» **GOAL**:
Locate each line with the string "四月提纲" in the listing below and copy it.

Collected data
* * * * *

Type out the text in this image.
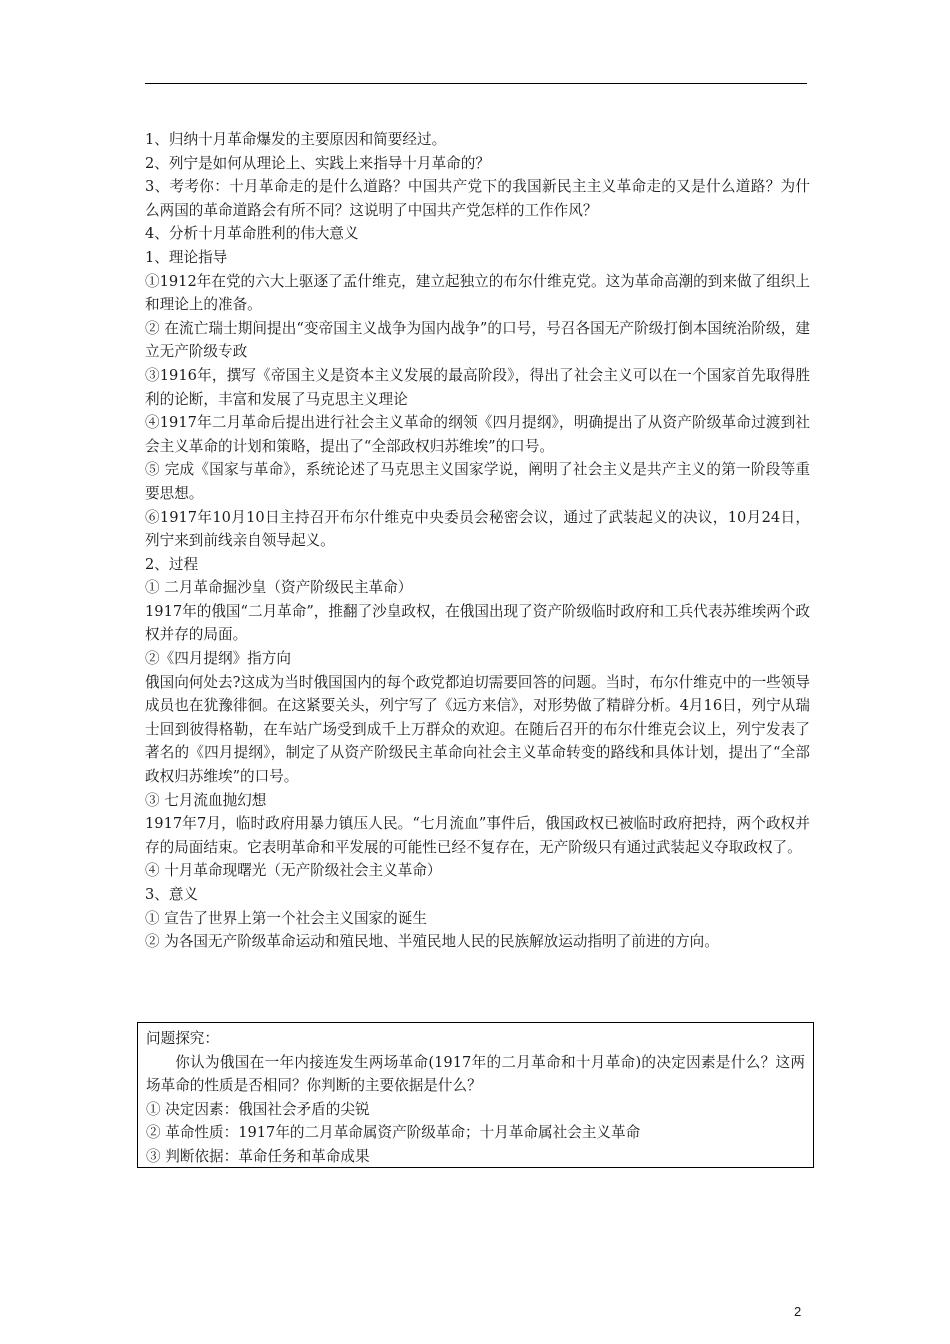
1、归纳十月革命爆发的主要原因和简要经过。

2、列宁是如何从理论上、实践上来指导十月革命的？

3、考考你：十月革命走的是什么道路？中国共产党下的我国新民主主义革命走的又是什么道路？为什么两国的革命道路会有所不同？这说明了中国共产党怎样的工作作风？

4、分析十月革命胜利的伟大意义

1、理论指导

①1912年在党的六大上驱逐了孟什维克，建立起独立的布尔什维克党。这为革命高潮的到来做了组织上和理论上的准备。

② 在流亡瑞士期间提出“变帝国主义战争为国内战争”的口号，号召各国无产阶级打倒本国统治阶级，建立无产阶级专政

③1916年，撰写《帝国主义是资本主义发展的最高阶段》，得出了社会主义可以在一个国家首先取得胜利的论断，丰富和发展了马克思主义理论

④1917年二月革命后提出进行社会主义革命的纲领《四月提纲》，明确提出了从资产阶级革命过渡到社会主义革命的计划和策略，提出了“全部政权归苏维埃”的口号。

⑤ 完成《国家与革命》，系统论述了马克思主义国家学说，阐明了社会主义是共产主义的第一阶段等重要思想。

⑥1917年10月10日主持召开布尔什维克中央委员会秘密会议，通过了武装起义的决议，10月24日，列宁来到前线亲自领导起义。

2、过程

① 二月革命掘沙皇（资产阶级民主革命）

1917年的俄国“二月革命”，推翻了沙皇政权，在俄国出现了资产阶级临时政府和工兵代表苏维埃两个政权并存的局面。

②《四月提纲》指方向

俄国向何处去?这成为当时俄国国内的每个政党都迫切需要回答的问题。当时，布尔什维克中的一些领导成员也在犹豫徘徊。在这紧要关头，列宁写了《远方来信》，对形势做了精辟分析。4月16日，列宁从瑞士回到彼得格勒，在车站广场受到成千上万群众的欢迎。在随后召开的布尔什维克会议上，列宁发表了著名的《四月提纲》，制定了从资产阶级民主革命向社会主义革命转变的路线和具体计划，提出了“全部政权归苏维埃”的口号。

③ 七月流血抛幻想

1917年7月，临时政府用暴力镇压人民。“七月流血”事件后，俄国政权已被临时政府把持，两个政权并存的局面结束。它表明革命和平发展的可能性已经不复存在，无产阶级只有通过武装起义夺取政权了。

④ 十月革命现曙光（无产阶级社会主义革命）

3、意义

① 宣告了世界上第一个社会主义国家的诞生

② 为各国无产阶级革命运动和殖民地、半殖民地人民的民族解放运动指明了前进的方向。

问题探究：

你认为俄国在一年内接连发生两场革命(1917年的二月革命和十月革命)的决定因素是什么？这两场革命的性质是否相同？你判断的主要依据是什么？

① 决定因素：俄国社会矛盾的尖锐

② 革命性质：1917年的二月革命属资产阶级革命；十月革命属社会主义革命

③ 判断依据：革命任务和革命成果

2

* * * * *

» **COMPLETE ANSWER**:
④1917年二月革命后提出进行社会主义革命的纲领《四月提纲》，明确提出了从资产阶级革命过渡到社会主义革命的计划和策略，提出了“全部政权归苏维埃”的口号。
②《四月提纲》指方向
俄国向何处去?这成为当时俄国国内的每个政党都迫切需要回答的问题。当时，布尔什维克中的一些领导成员也在犹豫徘徊。在这紧要关头，列宁写了《远方来信》，对形势做了精辟分析。4月16日，列宁从瑞士回到彼得格勒，在车站广场受到成千上万群众的欢迎。在随后召开的布尔什维克会议上，列宁发表了著名的《四月提纲》，制定了从资产阶级民主革命向社会主义革命转变的路线和具体计划，提出了“全部政权归苏维埃”的口号。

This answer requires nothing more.